Brief: Transcribe every line, keeping it exact.

Extracted data:
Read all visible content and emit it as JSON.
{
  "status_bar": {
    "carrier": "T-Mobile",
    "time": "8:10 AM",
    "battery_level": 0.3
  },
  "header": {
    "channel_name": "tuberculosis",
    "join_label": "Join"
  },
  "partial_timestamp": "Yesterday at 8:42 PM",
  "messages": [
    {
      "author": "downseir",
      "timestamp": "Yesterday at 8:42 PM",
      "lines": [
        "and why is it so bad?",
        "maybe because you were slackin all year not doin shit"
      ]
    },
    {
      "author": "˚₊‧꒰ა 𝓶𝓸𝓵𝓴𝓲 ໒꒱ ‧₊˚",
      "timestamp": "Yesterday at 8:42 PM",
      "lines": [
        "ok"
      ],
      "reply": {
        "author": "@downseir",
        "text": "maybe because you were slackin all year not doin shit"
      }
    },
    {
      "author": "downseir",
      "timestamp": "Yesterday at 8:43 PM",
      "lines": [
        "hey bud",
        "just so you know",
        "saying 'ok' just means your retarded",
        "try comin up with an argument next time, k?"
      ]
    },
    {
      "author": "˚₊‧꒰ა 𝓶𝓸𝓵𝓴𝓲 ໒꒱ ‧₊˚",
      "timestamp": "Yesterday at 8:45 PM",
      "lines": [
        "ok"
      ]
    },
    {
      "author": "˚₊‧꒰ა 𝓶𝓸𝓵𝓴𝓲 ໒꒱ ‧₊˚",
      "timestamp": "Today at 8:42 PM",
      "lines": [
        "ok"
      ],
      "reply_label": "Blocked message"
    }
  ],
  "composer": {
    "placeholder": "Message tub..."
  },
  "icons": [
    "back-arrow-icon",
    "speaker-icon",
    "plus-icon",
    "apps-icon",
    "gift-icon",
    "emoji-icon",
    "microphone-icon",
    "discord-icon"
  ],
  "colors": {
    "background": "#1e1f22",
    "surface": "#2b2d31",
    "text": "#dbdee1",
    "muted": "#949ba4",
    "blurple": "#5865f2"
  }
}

Exercise result:
Read all visible content and emit it as JSON.
{
  "status_bar": {
    "carrier": "T-Mobile",
    "time": "8:10 AM",
    "battery_level": 0.3
  },
  "header": {
    "channel_name": "tuberculosis",
    "join_label": "Join"
  },
  "partial_timestamp": "Yesterday at 8:42 PM",
  "messages": [
    {
      "author": "downseir",
      "timestamp": "Yesterday at 8:42 PM",
      "lines": [
        "and why is it so bad?",
        "maybe because you were slackin all year not doin shit"
      ]
    },
    {
      "author": "˚₊‧꒰ა 𝓶𝓸𝓵𝓴𝓲 ໒꒱ ‧₊˚",
      "timestamp": "Yesterday at 8:42 PM",
      "lines": [
        "ok"
      ],
      "reply": {
        "author": "@downseir",
        "text": "maybe because you were slackin all year not doin shit"
      }
    },
    {
      "author": "downseir",
      "timestamp": "Yesterday at 8:43 PM",
      "lines": [
        "hey bud",
        "just so you know",
        "saying 'ok' just means your retarded",
        "try comin up with an argument next time, k?"
      ]
    },
    {
      "author": "˚₊‧꒰ა 𝓶𝓸𝓵𝓴𝓲 ໒꒱ ‧₊˚",
      "timestamp": "Yesterday at 8:45 PM",
      "lines": [
        "ok"
      ]
    },
    {
      "author": "˚₊‧꒰ა 𝓶𝓸𝓵𝓴𝓲 ໒꒱ ‧₊˚",
      "timestamp": "Today at 8:42 PM",
      "lines": [
        "ok"
      ],
      "reply_label": "Blocked message"
    }
  ],
  "composer": {
    "placeholder": "Message tub..."
  },
  "icons": [
    "back-arrow-icon",
    "speaker-icon",
    "plus-icon",
    "apps-icon",
    "gift-icon",
    "emoji-icon",
    "microphone-icon",
    "discord-icon"
  ],
  "colors": {
    "background": "#1e1f22",
    "surface": "#2b2d31",
    "text": "#dbdee1",
    "muted": "#949ba4",
    "blurple": "#5865f2"
  }
}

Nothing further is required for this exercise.